# TEXT EXTRACT
┌──
Research - Control & Learning Group - Carnegie Mellon University

Control & Learning Group › Research

Safe control: Long-term safety for stochastic systems

With the presence of stochastic uncertainties, a myopic controller that ensures safe probability in infinitesimal time intervals may allow the accumulation of unsafe probability over time and result in a small long-term safe probability. Meanwhile, increasing the outlook time horizon may lead to significant computation burdens and delayed reactions, which also compromises safety. To tackle this challenge, we define a new notion of forward invariance on ‘probability space’ as opposed to the safe regions on state space. This new notion allows the long-term safe probability to be framed into a forward invariance condition, which can be efficiently evaluated. We build upon this safety condition to propose a controller that works myopically yet can guarantee long-term safe probability or fast recovery probability. The proposed controller ensures the safe probability does not decrease over time and allows the designers to directly specify safe probability.

We also developed a long-term probabilistic safety certificate for multi-agent systems with stochastic uncertainties and information sharing constraints. This method works with safety and performance specifications specified by non-differentiable barrier functions in a distributed manner that intelligently coordinate multi-agent systems without centralized computing.

[paper]

Safe Control: Rethinking Safe Control in the Presence of Self-Seeking Humans

Safe control methods are often designed to behave safely even in worst-case human uncertainties. Such design can cause more aggressive human behaviors that exploit its conservatism and result in greater risk for everyone. However, this issue has not been systematically investigated previously. We used an interaction-based payoff structure from evolutionary game theory to model how prior human-machine interaction experience causes behavioral and strategic changes in humans in the long term. The results demonstrate that deterministic worst-case safe control techniques and equilibrium-based stochastic methods can have worse safety and performance trade-offs than a basic method that mediates human strategic changes. This finding suggests an urgent need to fundamentally rethink the safe control framework used in human-technology interaction in pursuit of greater safety for all.

[paper]

Risk estimation: Physics-informed learning for long-term risk estimation

Accurate estimates of long-term risk probabilities and their gradients are critical for many stochastic safe control methods. However, computing such risk probabilities in real-time and in unseen or changing environments is challenging. Monte Carlo (MC) methods cannot accurately evaluate the probabilitiesand their gradients as an infinitesimal devisor can amplify the sampling noise. We propose an efficient method to evaluate the probabilities of long-term risk and their gradients. The proposed method exploits the fact that long-term risk probability satisfies certain partial differential equations (PDEs), which characterize the neighboring relations between the probabilities, to integrate MC methods and physics-informed neural networks. Numerical results show the proposed method has better sample efficiency, generalizes well to unseen regions, and can adapt to systems with changing parameters. The proposed method can also accurately estimate the gradients of risk probabilities, which enables first- and second-order techniques on risk probabilities to be used for learning and control. We are interested in theoretical analysis and extension to end-to-end learning-based safe control with the proposed risk estimation framework.
└──
# TO-DO LIST
**A)** According to the research page, what does the proposed controller for stochastic systems ensure about the safe probability over time?
**B)** Extend the research page on safe control and risk estimation, starting after its final sentence.
The entries after the research page aren't needed.

# RECORDS SHOWN
┌──
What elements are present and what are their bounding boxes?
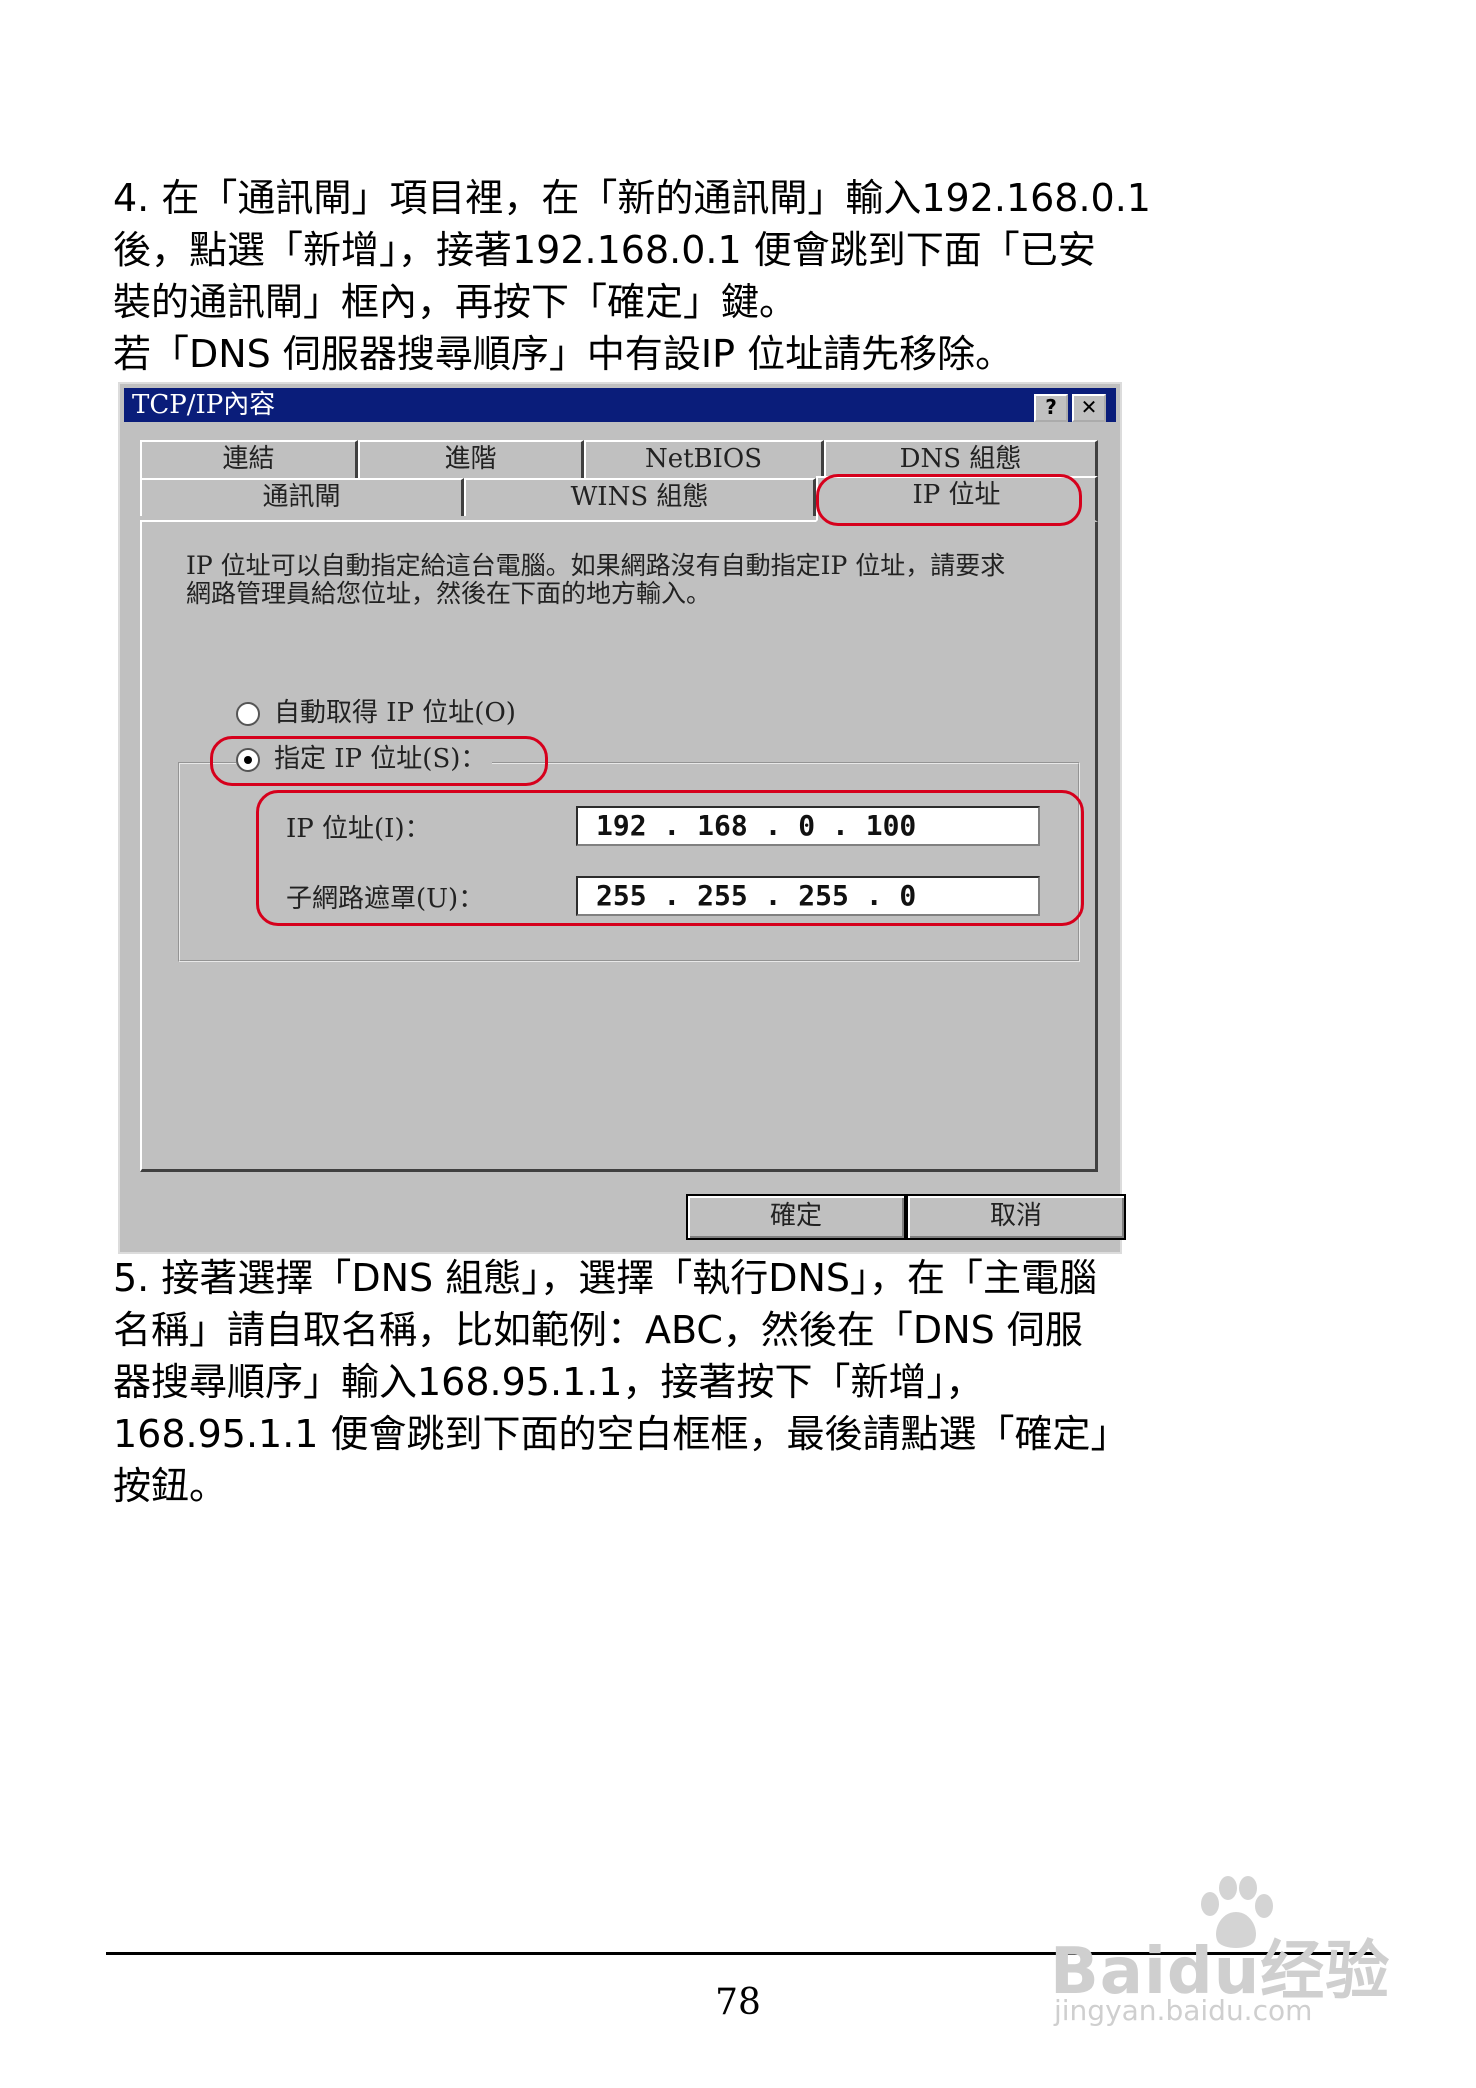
step-4-line: 若「DNS 伺服器搜尋順序」中有設IP 位址請先移除。 — [113, 332, 1014, 376]
cancel-button[interactable]: 取消 — [906, 1194, 1126, 1240]
step-5-line: 器搜尋順序」輸入168.95.1.1，接著按下「新增」， — [113, 1360, 984, 1404]
step-5-line: 名稱」請自取名稱，比如範例：ABC，然後在「DNS 伺服 — [113, 1308, 1083, 1352]
radio-auto-ip[interactable]: 自動取得 IP 位址(O) — [236, 698, 516, 728]
step-5-paragraph: 5. 接著選擇「DNS 組態」，選擇「執行DNS」，在「主電腦 名稱」請自取名稱… — [113, 1252, 1203, 1512]
ip-tab-highlight — [816, 474, 1082, 526]
close-button[interactable]: ✕ — [1072, 394, 1106, 422]
tab-connection[interactable]: 連結 — [140, 440, 358, 478]
tab-gateway[interactable]: 通訊閘 — [140, 478, 464, 516]
tab-wins-config[interactable]: WINS 組態 — [464, 478, 816, 516]
step-4-line: 後，點選「新增」，接著192.168.0.1 便會跳到下面「已安 — [113, 228, 1096, 272]
step-5-line: 168.95.1.1 便會跳到下面的空白框框，最後請點選「確定」 — [113, 1412, 1129, 1456]
watermark-domain: jingyan.baidu.com — [1054, 1994, 1313, 2027]
ip-fields-highlight — [256, 790, 1084, 926]
help-button[interactable]: ? — [1034, 394, 1068, 422]
tab-dns-config[interactable]: DNS 組態 — [824, 440, 1098, 478]
dialog-title-bar: TCP/IP內容 ? ✕ — [124, 388, 1116, 422]
ip-description: IP 位址可以自動指定給這台電腦。如果網路沒有自動指定IP 位址，請要求網路管理… — [186, 551, 1006, 608]
step-5-line: 按鈕。 — [113, 1464, 228, 1508]
step-4-paragraph: 4. 在「通訊閘」項目裡，在「新的通訊閘」輸入192.168.0.1 後，點選「… — [113, 172, 1203, 380]
radio-auto-ip-label: 自動取得 IP 位址(O) — [274, 698, 516, 728]
step-5-line: 5. 接著選擇「DNS 組態」，選擇「執行DNS」，在「主電腦 — [113, 1256, 1098, 1300]
step-4-line: 4. 在「通訊閘」項目裡，在「新的通訊閘」輸入192.168.0.1 — [113, 176, 1151, 220]
tcpip-properties-dialog: TCP/IP內容 ? ✕ 連結 進階 NetBIOS DNS 組態 通訊閘 WI… — [118, 382, 1126, 1254]
dialog-title: TCP/IP內容 — [132, 390, 276, 420]
tab-netbios[interactable]: NetBIOS — [584, 440, 824, 478]
manual-ip-highlight — [210, 736, 548, 786]
tab-advanced[interactable]: 進階 — [358, 440, 584, 478]
step-4-line: 裝的通訊閘」框內，再按下「確定」鍵。 — [113, 280, 798, 324]
ok-button[interactable]: 確定 — [686, 1194, 906, 1240]
radio-unchecked-icon — [236, 702, 260, 726]
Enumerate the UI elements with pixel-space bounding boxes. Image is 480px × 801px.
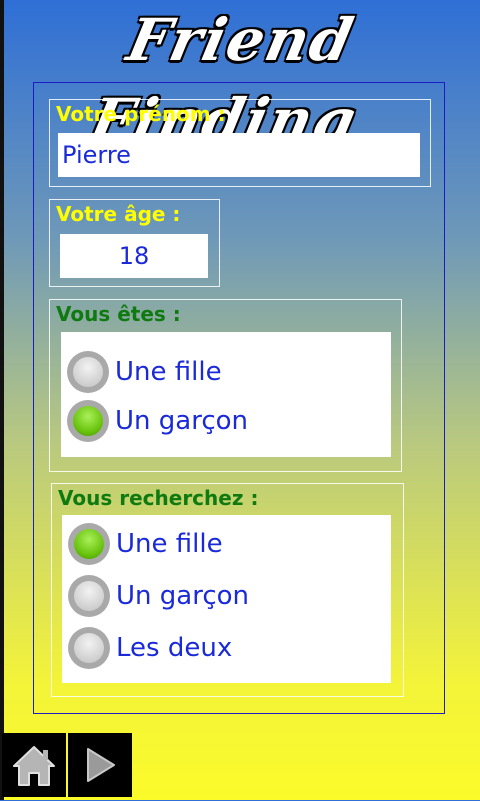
radio-button-selected[interactable]	[68, 523, 110, 565]
age-label: Votre âge :	[56, 202, 181, 226]
seeking-option-female-label: Une fille	[116, 529, 223, 559]
age-group: Votre âge :	[49, 199, 220, 287]
gender-label: Vous êtes :	[56, 302, 181, 326]
gender-option-female[interactable]: Une fille	[67, 349, 222, 395]
play-arrow-icon	[87, 748, 115, 782]
firstname-label: Votre prénom :	[56, 102, 226, 126]
radio-button[interactable]	[68, 627, 110, 669]
next-button[interactable]	[68, 733, 132, 797]
app-title: Friend Finding	[84, 6, 364, 154]
seeking-option-female[interactable]: Une fille	[68, 521, 223, 567]
radio-button[interactable]	[68, 575, 110, 617]
seeking-option-male-label: Un garçon	[116, 581, 250, 611]
left-edge-strip	[0, 0, 4, 800]
radio-button[interactable]	[67, 351, 109, 393]
age-input[interactable]	[60, 234, 208, 278]
gender-option-male[interactable]: Un garçon	[67, 398, 248, 444]
gender-group: Vous êtes : Une fille Un garçon	[49, 299, 402, 472]
seeking-group: Vous recherchez : Une fille Un garçon Le…	[51, 483, 404, 697]
firstname-input[interactable]	[58, 133, 420, 177]
seeking-option-both[interactable]: Les deux	[68, 625, 232, 671]
seeking-options-panel: Une fille Un garçon Les deux	[62, 515, 391, 683]
seeking-option-male[interactable]: Un garçon	[68, 573, 249, 619]
form-frame: Votre prénom : Votre âge : Vous êtes : U…	[33, 82, 445, 714]
gender-option-male-label: Un garçon	[115, 406, 249, 436]
seeking-option-both-label: Les deux	[116, 633, 233, 663]
home-icon	[13, 746, 55, 786]
firstname-group: Votre prénom :	[49, 99, 431, 187]
gender-option-female-label: Une fille	[115, 357, 222, 387]
gender-options-panel: Une fille Un garçon	[61, 332, 391, 457]
home-button[interactable]	[2, 733, 66, 797]
seeking-label: Vous recherchez :	[58, 486, 259, 510]
radio-button-selected[interactable]	[67, 400, 109, 442]
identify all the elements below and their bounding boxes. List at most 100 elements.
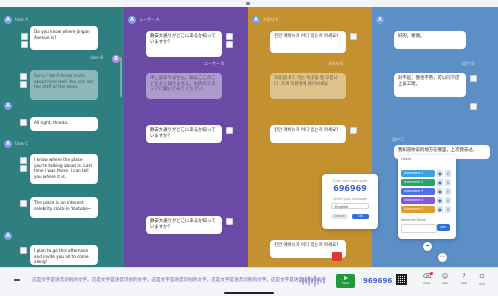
message-bubble: 静安大通りがどこにあるか知っていますか？ bbox=[146, 31, 222, 57]
users-panel: Users Username 1 ● × Username 2 ● × User… bbox=[398, 155, 456, 239]
join-button[interactable]: Join bbox=[437, 224, 450, 231]
panel-title: Users bbox=[401, 157, 412, 161]
start-label: Start bbox=[341, 281, 350, 285]
speaker-icon[interactable] bbox=[20, 165, 27, 172]
message-bubble: 静安大通りがどこにあるか知っていますか？ bbox=[146, 125, 222, 143]
room-input-label: Write the Room bbox=[401, 218, 426, 222]
room-code-dialog: Enter your room code 696969 Select your … bbox=[322, 174, 378, 229]
chat-column-japanese[interactable]: A ユーザー A 静安大通りがどこにあるか知っていますか？ ユーザー B 申し訳… bbox=[124, 7, 248, 267]
username: 사용자 A bbox=[263, 17, 279, 22]
message-bubble: The place is an internet celebrity clock… bbox=[30, 197, 98, 218]
copy-icon[interactable] bbox=[21, 33, 28, 40]
user-item[interactable]: Username 3 bbox=[401, 188, 435, 195]
copy-icon[interactable] bbox=[20, 73, 27, 80]
stop-button[interactable] bbox=[332, 252, 342, 261]
room-code: 696969 bbox=[333, 184, 367, 193]
username: 사용자 B bbox=[328, 61, 344, 66]
copy-icon[interactable] bbox=[20, 247, 27, 254]
language-select[interactable]: English bbox=[331, 203, 369, 209]
cancel-button[interactable]: Cancel bbox=[331, 214, 348, 219]
remove-icon[interactable]: × bbox=[445, 197, 451, 204]
room-code-display: 969696 bbox=[363, 277, 393, 285]
message-bubble: Sorry I don't know much about here well.… bbox=[30, 70, 98, 100]
copy-icon[interactable] bbox=[226, 127, 233, 134]
notification-badge bbox=[430, 272, 433, 275]
message-bubble: I plan to go this afternoon and invite y… bbox=[30, 245, 98, 265]
speaker-icon[interactable] bbox=[470, 103, 477, 110]
user-item[interactable]: Username 1 bbox=[401, 170, 435, 177]
message-bubble: 静安大通りがどこにあるか知っていますか？ bbox=[146, 216, 222, 234]
ok-button[interactable]: OK bbox=[352, 214, 369, 219]
mic-icon[interactable]: ● bbox=[437, 179, 443, 186]
location-icon[interactable]: ⌖ bbox=[423, 242, 432, 251]
remove-icon[interactable]: × bbox=[445, 170, 451, 177]
home-indicator[interactable] bbox=[224, 292, 274, 294]
copy-icon[interactable] bbox=[20, 200, 27, 207]
mic-icon[interactable]: ● bbox=[437, 206, 443, 213]
remove-icon[interactable]: × bbox=[445, 188, 451, 195]
camera-notch bbox=[246, 2, 250, 5]
speaker-icon[interactable] bbox=[21, 41, 28, 48]
user-label: User bbox=[441, 281, 449, 285]
copy-icon[interactable] bbox=[350, 127, 357, 134]
help-button[interactable]: ? Help bbox=[458, 273, 470, 285]
start-button[interactable]: Start bbox=[336, 274, 355, 288]
username: User B bbox=[90, 55, 104, 60]
code-label: Enter your room code bbox=[332, 179, 368, 183]
avatar: A bbox=[4, 102, 12, 110]
copy-icon[interactable] bbox=[20, 119, 27, 126]
transcript-ticker: 这是文字是语音识别的文字。这是文字是语音识别的文字。这是文字是语音识别的文字。这… bbox=[32, 278, 327, 283]
remove-icon[interactable]: × bbox=[445, 179, 451, 186]
copy-icon[interactable] bbox=[20, 157, 27, 164]
menu-icon[interactable] bbox=[14, 279, 20, 281]
avatar: A bbox=[128, 16, 136, 24]
copy-icon[interactable] bbox=[226, 33, 233, 40]
avatar: A bbox=[252, 16, 260, 24]
play-icon bbox=[343, 276, 348, 280]
language-label: Select your language bbox=[333, 197, 367, 201]
message-bubble: 진안 애비뉴가 어디 있는지 아세요? bbox=[270, 31, 346, 53]
copy-icon[interactable] bbox=[470, 75, 477, 82]
avatar: A bbox=[376, 16, 384, 24]
copy-icon[interactable] bbox=[350, 33, 357, 40]
message-bubble: 好的，谢谢。 bbox=[394, 31, 466, 49]
audio-wave-icon bbox=[299, 275, 325, 287]
mic-icon[interactable]: ● bbox=[437, 170, 443, 177]
avatar: A bbox=[4, 140, 12, 148]
user-button[interactable]: ☺ User bbox=[439, 273, 451, 285]
clear-label: Clear bbox=[423, 281, 431, 285]
username: 用户 B bbox=[462, 61, 475, 66]
message-bubble: 죄송합니다. 저는 이곳을 잘 모릅니다. 가게 직원에게 물어보세요. bbox=[270, 73, 346, 99]
avatar: B bbox=[112, 55, 120, 63]
speaker-icon[interactable] bbox=[226, 41, 233, 48]
message-bubble: Do you know where Jingan Avenue is? bbox=[30, 26, 98, 50]
qr-code-icon[interactable] bbox=[396, 274, 407, 285]
quit-button[interactable]: ⏻ Quit bbox=[476, 273, 488, 286]
message-bubble: I know where the place you're talking ab… bbox=[30, 154, 98, 184]
avatar: A bbox=[4, 232, 12, 240]
room-input[interactable] bbox=[401, 224, 437, 233]
username: ユーザー A bbox=[139, 17, 159, 22]
mic-icon[interactable]: ● bbox=[437, 188, 443, 195]
user-item[interactable]: Username 5 bbox=[401, 206, 435, 213]
user-item[interactable]: Username 4 bbox=[401, 197, 435, 204]
message-bubble: All right, thanks. bbox=[30, 117, 98, 131]
message-bubble: 진안 애비뉴가 어디 있는지 아세요? bbox=[270, 125, 346, 143]
username: 用户 C bbox=[392, 137, 405, 142]
username: User C bbox=[15, 141, 29, 146]
more-icon[interactable]: ⋯ bbox=[438, 253, 447, 262]
username: ユーザー B bbox=[204, 61, 224, 66]
help-label: Help bbox=[460, 281, 468, 285]
username: User A bbox=[15, 17, 29, 22]
scrollbar[interactable] bbox=[120, 57, 122, 97]
quit-label: Quit bbox=[479, 282, 485, 286]
chat-column-english[interactable]: A User A Do you know where Jingan Avenue… bbox=[0, 7, 124, 267]
user-item[interactable]: Username 2 bbox=[401, 179, 435, 186]
avatar: A bbox=[4, 16, 12, 24]
speaker-icon[interactable] bbox=[20, 81, 27, 88]
copy-icon[interactable] bbox=[226, 218, 233, 225]
message-bubble: 申し訳ありません、私はここのことをよく知りません。お店のスタッフに聞いてみてくだ… bbox=[146, 73, 222, 99]
message-bubble: 对不起，我也不熟，可以问下店上员工哈。 bbox=[394, 73, 466, 97]
remove-icon[interactable]: × bbox=[445, 206, 451, 213]
mic-icon[interactable]: ● bbox=[437, 197, 443, 204]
└──
# RESULTS
**A)** It ensures that the safe probability does not decrease over time.

**B)**
[paper]

Applications: Autonomous Driving with Uncertainties and Occlusions

We derive a sufficient condition to ensure long-term safe probability when there are uncertainties in system parameters. We test the proposed technique numerically in a few driving scenarios. The resulting control action systematically mediates behaviors based on uncertainties and can find safer actions even with large uncertainties.

We propose a probability-based predictive controller that is able to guarantee long-term safety under occlusions without being over-conservative. We verify our method with numerical and onboard experiments on a visual occluded pedestrian crossing scenario. We show that proposed controller can handle latent risks caused by on-road interactions in real-time, and is easy to design with transparency to the exposed risks.

[paper]

Applications: A Learning and Control Perspective for Microfinance

We propose a novel control-theoretical microfinance model and propose an algorithm for learning loan approval policies.

Our methods can make robust decisions before enough loans are given to accurately estimate the default probability and credit scores by directly learning the optimal policy parameters. Our model accounts for missing information and group liability, and policy learning processes converge to optimal policy parameters in the presence of both. In addition, our algorithm can systematically optimize competing objectives such as risks, socio-economic impacts, and active and passive fairness among different groups.

[paper]

Robust control: Achieving robustness in large-scale complex networks

A major challenge in the design of autonomous systems is to achieve robustness and efficiency despite using interconnected components with limited sensing, actuation, communication, and computation capabilities. To tackle this challenge, we develop the fundamental theory in learning and control for autonomous systems. Here, autonomous systems are broadly defined (human sensorimotor system, autonomous driving systems, see below for more examples). Below, we list some of the ongoing projects.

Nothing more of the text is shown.